*** SOURCE EXTRACT ***
While most of the people who take the TOEFL take it for school, the TOEFL has work-related-uses too. Kate has already mentioned that TOEFL is needed for some professional certifications. TOEFL is especially important for medical certifications in the United States. Medical professionals need to use language fluently, often in high pressure situations. Without good English skills, nurses could fail to respond correctly to news of a medical crisis, pharmacists could give out the wrong pills, and doctors could misunderstand important patient information.
Because of this, U.S. Citizen and Immigration Services has minimum TOEFL requirements for certain groups of health care professionals. Occupational and physical therapists need a TOEFL iBT of at least 83. Registered nurses, speech language pathologists, audiologists, clinical laboratory scientists, and physician’s assistants must have an iBT score of 76 or higher. Licensed practical nurses and medical laboratory technicians are visa-eligible with a minimum score of 71.
Medical licensing in the United States is done by state governments, not the national government. State licensing also requires proof of English ability. Rules vary from state to state and also vary by profession. The state of Arizona requires a TOEFL iBT score of 76 for licensed nurses. The Texas Board of Nursing sets the bar higher, requiring foreign nurses to have a TOEFL of 83. Iowa licenses acupuncturists if they have a TOEFL iBT of 79. Ohio asks foreign educated physicians to have score at least 90 on the iBT.
All of this can be quite confusing. Fortunately, there are free resources to help foreign health care professionals understand American licensing rules. The American Medical Association has a lot of really good resources on its website. These include a list of phone numbers for each state medical licensing office, and contact information for the AMA’s Department of International Medical Graduate Services. Recently graduated physicians who want to do their medical residency in the United States can contact the Educational Commission for Foreign Medical Graduates. The ECFMG helps residents understand and meet TOEFL requirements and other residency rules. The Commission on Graduates of Foreign Nursing Schools can help nurses understand TOEFL requirements in different states. It may also be useful to contact USCIS directly for visa questions.
If you haven’t taken the TOEFL at all, you may want to weigh different testing options. In some cases, it may be possible to take the Test of Spoken English, the IELTS, or other English assessments instead of the TOEFL. Medical professionals who do already have a high TOEFL score have a great asset in their journey to U.S. licensing and employment.
*** End of SOURCE EXTRACT ***
*** LISTED ENTRIES ***
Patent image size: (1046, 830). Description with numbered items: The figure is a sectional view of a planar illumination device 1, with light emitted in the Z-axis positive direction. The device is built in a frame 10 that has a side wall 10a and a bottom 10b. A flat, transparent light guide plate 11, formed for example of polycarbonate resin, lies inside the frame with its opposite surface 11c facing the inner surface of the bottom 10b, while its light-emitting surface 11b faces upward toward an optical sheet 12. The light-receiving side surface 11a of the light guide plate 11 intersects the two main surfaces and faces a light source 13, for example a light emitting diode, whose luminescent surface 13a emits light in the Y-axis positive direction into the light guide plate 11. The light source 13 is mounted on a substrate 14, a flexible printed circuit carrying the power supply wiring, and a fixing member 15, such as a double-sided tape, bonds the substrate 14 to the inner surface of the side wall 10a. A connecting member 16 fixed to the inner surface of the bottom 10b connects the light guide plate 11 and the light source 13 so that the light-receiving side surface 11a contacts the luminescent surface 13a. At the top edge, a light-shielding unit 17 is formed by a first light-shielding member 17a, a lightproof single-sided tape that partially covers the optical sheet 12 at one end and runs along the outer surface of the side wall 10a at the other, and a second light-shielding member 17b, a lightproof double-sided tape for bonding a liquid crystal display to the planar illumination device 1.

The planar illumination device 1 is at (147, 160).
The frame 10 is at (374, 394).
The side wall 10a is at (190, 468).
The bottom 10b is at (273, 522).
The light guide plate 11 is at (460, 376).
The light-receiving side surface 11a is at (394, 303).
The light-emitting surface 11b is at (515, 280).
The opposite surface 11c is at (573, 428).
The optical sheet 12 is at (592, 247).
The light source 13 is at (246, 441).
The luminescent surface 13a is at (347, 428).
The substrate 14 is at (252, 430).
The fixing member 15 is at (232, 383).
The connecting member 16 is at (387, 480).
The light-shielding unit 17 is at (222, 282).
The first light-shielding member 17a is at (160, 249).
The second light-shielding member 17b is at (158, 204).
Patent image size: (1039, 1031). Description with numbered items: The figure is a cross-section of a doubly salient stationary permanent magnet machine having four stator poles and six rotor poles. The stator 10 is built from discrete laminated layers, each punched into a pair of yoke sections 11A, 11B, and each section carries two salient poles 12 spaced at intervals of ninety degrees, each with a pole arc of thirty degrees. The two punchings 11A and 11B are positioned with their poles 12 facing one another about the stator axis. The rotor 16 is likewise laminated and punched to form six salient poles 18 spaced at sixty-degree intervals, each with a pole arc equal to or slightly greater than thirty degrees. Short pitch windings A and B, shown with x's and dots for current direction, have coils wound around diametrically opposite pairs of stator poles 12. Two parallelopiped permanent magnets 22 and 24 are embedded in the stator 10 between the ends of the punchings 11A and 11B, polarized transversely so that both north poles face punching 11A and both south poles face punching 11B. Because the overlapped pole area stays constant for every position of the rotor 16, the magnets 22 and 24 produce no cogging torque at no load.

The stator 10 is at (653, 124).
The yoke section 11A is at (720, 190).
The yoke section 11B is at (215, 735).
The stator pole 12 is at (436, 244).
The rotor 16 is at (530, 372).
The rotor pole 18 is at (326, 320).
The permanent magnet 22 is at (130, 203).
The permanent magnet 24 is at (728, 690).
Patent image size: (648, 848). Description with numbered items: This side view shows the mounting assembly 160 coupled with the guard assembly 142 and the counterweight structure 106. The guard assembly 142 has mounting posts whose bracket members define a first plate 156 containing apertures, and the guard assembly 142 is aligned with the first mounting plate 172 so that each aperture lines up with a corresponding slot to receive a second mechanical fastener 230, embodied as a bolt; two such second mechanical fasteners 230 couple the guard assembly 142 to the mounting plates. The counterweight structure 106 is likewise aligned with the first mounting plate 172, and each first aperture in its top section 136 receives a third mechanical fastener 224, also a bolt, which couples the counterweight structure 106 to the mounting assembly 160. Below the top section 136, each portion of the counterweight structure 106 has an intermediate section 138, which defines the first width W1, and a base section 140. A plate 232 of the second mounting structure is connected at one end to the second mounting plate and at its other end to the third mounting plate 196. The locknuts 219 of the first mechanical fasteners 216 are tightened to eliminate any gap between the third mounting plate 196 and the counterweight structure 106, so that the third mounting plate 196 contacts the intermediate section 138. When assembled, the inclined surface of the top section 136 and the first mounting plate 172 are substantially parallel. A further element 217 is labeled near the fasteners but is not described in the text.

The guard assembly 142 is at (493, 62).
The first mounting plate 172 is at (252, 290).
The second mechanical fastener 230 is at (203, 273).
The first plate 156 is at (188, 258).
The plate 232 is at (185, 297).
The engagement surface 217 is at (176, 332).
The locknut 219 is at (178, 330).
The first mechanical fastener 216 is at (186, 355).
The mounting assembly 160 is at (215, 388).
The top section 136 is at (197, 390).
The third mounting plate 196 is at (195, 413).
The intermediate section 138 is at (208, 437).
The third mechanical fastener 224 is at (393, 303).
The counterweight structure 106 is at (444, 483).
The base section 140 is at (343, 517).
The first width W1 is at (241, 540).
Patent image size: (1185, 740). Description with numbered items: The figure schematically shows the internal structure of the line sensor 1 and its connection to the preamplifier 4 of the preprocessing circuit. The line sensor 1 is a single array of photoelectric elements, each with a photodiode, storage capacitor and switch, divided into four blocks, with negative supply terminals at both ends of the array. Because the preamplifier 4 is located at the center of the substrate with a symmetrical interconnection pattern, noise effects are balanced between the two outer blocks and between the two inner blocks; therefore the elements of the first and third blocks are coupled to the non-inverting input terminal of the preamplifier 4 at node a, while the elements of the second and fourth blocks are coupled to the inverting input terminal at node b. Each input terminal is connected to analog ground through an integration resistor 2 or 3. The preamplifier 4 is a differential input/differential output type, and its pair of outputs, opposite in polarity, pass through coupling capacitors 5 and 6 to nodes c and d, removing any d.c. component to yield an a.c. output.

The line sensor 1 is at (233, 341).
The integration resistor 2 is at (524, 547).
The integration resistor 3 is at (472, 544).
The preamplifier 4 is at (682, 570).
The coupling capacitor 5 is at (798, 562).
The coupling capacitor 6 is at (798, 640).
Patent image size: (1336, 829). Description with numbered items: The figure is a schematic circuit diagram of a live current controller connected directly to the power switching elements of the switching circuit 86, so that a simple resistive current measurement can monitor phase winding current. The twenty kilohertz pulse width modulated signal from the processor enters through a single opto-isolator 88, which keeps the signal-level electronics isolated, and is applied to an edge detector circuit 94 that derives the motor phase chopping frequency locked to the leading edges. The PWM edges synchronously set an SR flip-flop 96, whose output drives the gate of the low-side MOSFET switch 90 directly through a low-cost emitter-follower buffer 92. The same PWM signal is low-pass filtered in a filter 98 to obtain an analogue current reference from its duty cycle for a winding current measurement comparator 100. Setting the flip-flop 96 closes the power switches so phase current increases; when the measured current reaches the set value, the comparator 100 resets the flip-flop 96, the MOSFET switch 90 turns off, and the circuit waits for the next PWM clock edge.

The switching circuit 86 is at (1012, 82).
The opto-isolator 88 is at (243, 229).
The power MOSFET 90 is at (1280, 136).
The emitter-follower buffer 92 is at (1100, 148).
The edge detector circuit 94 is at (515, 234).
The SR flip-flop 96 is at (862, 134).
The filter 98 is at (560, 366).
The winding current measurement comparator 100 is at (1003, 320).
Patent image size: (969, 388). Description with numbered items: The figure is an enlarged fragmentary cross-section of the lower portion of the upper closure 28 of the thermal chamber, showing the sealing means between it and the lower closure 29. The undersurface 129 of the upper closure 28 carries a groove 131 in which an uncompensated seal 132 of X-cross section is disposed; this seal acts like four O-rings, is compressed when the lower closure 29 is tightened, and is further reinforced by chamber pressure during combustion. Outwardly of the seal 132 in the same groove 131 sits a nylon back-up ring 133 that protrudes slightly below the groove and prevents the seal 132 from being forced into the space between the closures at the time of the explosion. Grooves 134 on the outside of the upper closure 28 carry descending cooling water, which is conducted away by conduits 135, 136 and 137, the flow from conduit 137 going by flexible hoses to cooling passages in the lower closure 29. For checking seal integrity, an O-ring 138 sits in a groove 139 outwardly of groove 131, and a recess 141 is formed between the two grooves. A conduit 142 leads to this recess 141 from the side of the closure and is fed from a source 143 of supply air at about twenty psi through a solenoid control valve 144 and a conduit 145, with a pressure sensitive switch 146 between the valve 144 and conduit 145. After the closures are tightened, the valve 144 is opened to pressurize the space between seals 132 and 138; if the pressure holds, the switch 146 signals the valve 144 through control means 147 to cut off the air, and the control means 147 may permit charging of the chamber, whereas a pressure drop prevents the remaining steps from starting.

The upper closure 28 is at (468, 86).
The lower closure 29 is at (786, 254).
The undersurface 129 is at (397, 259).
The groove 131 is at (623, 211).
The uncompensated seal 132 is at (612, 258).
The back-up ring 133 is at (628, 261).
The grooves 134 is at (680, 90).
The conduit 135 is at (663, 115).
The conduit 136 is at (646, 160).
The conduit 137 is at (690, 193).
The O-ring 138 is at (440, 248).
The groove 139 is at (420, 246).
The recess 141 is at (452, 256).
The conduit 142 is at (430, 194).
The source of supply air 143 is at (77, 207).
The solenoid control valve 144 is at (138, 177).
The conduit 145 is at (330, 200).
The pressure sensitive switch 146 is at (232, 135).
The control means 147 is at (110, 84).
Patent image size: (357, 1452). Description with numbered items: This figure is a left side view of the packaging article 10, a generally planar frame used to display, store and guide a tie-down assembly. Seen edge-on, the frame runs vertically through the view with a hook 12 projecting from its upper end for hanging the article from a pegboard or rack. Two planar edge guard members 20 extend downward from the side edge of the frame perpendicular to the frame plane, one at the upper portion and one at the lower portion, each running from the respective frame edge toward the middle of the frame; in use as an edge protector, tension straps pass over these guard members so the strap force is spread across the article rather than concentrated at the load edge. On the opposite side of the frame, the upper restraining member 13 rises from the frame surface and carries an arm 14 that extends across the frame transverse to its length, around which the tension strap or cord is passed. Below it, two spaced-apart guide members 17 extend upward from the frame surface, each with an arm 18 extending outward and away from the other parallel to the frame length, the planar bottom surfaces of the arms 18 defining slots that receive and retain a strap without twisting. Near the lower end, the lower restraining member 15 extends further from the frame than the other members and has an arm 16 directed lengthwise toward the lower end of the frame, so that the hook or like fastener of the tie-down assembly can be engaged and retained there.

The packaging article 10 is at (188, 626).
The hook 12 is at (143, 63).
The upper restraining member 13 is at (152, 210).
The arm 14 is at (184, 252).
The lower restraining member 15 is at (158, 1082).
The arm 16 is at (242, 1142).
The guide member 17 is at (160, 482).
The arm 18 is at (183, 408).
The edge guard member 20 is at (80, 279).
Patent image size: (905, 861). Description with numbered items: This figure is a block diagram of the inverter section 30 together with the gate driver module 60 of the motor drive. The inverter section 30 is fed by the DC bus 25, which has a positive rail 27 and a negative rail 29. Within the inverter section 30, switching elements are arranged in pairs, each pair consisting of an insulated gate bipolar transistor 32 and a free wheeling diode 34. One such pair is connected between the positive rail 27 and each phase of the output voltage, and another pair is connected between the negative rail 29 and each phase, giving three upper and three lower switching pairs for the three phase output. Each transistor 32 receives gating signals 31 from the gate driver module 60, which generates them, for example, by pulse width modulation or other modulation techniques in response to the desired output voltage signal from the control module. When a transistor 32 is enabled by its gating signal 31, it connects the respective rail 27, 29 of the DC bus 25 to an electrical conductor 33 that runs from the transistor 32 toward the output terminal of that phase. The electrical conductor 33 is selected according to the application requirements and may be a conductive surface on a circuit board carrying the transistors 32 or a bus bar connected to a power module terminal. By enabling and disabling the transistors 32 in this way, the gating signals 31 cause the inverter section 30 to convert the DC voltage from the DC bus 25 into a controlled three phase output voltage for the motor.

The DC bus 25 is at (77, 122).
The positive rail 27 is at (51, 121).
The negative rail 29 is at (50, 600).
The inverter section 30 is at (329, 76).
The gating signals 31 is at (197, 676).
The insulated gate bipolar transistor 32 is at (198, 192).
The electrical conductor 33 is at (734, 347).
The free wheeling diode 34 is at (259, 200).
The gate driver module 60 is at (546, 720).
*** End of LISTED ENTRIES ***
▶ **TASKS**
1. Transcribe the TOEFL passage word for word, from "If you haven’t" up to and including "licensing and employment.".
2. Decide whether each statement below agrees with the TOEFL passage, and answer yes or no for each one, quoting the deciding words of the passage: (a) The Texas Board of Nursing requires foreign nurses to have a TOEFL score of 76. (b) Medical licensing in the United States is handled by state governments. (c) Licensed practical nurses are visa-eligible with a minimum TOEFL iBT score of 71.

▶ **EXERCISE RESPONSES**
1.
If you haven’t taken the TOEFL at all, you may want to weigh different testing options. In some cases, it may be possible to take the Test of Spoken English, the IELTS, or other English assessments instead of the TOEFL. Medical professionals who do already have a high TOEFL score have a great asset in their journey to U.S. licensing and employment.

2.
(a) No: "The Texas Board of Nursing sets the bar higher, requiring foreign nurses to have a TOEFL of 83."
(b) Yes: "Medical licensing in the United States is done by state governments, not the national government."
(c) Yes: "Licensed practical nurses and medical laboratory technicians are visa-eligible with a minimum score of 71."